(What the task requires): Continue the forum post about a parent's toddler daughter's health, picking up after its final sentence.

She doesn't seem to exhibit any of the outward signs of a diabetic child, which I think I'd recognize, because my cousin's 5-year-old is a type 1 diabetic. I just...from the perspective of me (and so far, the doctors in our lives), she is healthy. She's not abnormally sickly or incapable of movement or weak or sleepy. She doesn't eat a whole lot, but she eats healthily. She still breastfeeds when she likes, so if anything, I might encourage less of that (which already isn't a lot!) and more running around with her brother (which she already does).
 
#25 ·
Quote:

Originally Posted by onelittlesleep View Post
My daughter was early with all her developmental stages. She walked much earlier than my son (at 10 months), she started talking right after a year...

I am sorry I spoke angrily, but it is offensive to me that someone would think I wouldn't notice if my daughter had bone problems. She's spry! She squats all the time, climbs everything without trouble, runs pretty fast, walks up and downstairs without holding onto anything (or tries to, until I catch her and make her hold my hand). I have NEVER seen her winded, though me and her brother get winded chasing her around.

She doesn't seem to exhibit any of the outward signs of a diabetic child, which I think I'd recognize, because my cousin's 5-year-old is a type 1 diabetic. I just...from the perspective of me (and so far, the doctors in our lives), she is healthy. She's not abnormally sickly or incapable of movement or weak or sleepy. She doesn't eat a whole lot, but she eats healthily. She still breastfeeds when she likes, so if anything, I might encourage less of that (which already isn't a lot!) and more running around with her brother (which she already does).

(Provided material):
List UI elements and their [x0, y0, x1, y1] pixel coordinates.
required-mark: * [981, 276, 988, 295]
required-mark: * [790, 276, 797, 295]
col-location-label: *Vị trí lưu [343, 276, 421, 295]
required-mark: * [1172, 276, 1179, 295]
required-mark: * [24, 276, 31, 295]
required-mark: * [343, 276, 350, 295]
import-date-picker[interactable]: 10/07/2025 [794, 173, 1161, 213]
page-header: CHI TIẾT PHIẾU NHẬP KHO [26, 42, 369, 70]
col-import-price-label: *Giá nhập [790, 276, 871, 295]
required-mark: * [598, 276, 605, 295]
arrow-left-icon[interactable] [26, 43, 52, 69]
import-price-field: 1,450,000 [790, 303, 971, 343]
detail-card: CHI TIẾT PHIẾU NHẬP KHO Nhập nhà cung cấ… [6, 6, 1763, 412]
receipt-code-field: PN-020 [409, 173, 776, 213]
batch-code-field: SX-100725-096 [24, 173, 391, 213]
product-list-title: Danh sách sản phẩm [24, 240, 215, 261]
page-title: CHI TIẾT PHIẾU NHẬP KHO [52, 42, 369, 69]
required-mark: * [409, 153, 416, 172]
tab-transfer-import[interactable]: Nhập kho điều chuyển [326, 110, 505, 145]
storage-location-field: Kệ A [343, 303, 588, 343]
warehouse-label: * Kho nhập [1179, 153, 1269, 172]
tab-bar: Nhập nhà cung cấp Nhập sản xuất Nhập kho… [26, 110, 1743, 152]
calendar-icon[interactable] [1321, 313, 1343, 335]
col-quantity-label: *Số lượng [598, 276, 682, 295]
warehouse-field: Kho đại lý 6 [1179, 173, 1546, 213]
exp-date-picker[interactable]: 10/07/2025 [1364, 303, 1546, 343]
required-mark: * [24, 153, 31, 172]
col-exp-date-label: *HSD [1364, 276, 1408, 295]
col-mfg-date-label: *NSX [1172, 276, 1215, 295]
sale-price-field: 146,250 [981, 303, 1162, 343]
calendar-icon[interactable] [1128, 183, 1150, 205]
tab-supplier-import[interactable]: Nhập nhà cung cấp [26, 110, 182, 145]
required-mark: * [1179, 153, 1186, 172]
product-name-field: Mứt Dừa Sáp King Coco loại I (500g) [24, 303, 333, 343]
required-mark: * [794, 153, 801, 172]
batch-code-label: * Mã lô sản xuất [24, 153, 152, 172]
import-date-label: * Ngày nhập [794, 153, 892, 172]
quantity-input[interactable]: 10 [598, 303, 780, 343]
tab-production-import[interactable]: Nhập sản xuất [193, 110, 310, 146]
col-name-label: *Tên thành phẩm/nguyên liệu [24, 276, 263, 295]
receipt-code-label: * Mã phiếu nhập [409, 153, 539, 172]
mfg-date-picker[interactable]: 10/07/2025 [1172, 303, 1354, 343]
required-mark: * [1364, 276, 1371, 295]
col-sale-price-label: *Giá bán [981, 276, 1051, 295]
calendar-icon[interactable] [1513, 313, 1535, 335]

(Reply to the exercise):
None of us has seen your child. None of us can really play doctor to your child. What does her pediatrician say? If you say you haven't taken her, then, in addition to being on the bandwagon that something is quite possibly not right, I'll be jumping up and down asking why you would ask an online community who cannot see or evaluate your child about whether she is healthy or "normal" without asking her pediatrician first? I apologize if I missed it, but, have you stated in any of your posts that her pediatrician has advised that for her height and age that, although clearly not within the range of "normal", that your daughter is, despite her size, perfectly healthy?
 
#26 ·
Quote:

Originally Posted by VillageMom6 View Post
But she is... and you do not seem willing even to consider the idea that there might be an underlying health issue that you are not trained to recognize.

Everyone around you is telling you that your daughter is exhibiting a visual sign that something might be wrong... she is twice the size of a typical toddler.

Okay, that might be perfectly normal for her. I hope that it is. You seem convinced that it is. But you haven't addressed anyone's question about what a doctor's evaluation has indicated.

If a doctor sees her and runs bloodwork and confirms your beliefs that your daughter is totally healthy... awesome!!

But it would be a tragedy if she is actually diabetic and it gets ignored because you so desperately want to believe that there is nothing wrong.

As an aside, just because people aren't responding with the words you want to hear does not mean that they are being unsupportive. Everyone here wants your dear daughter to be healthy and wants the best for you.
Wise words.

It sounds like it very well may be just normal for her to be that weight. My DD is on the other end of the spectrum and just to be certain we ran some tests to make sure it was just normal for her. I thought it was, but I wanted to be certain because it was my child's health at stake. It may be worth it to take her to the ped, have him/her look her over, see if any tests should be run, and go from there. If they come back normal, then you will be able to tell anyone who feels the need to bring her weight up with you that you have looked into it, and that she's healthy! If they come back abnormal, then you can handle the situation however you see fit.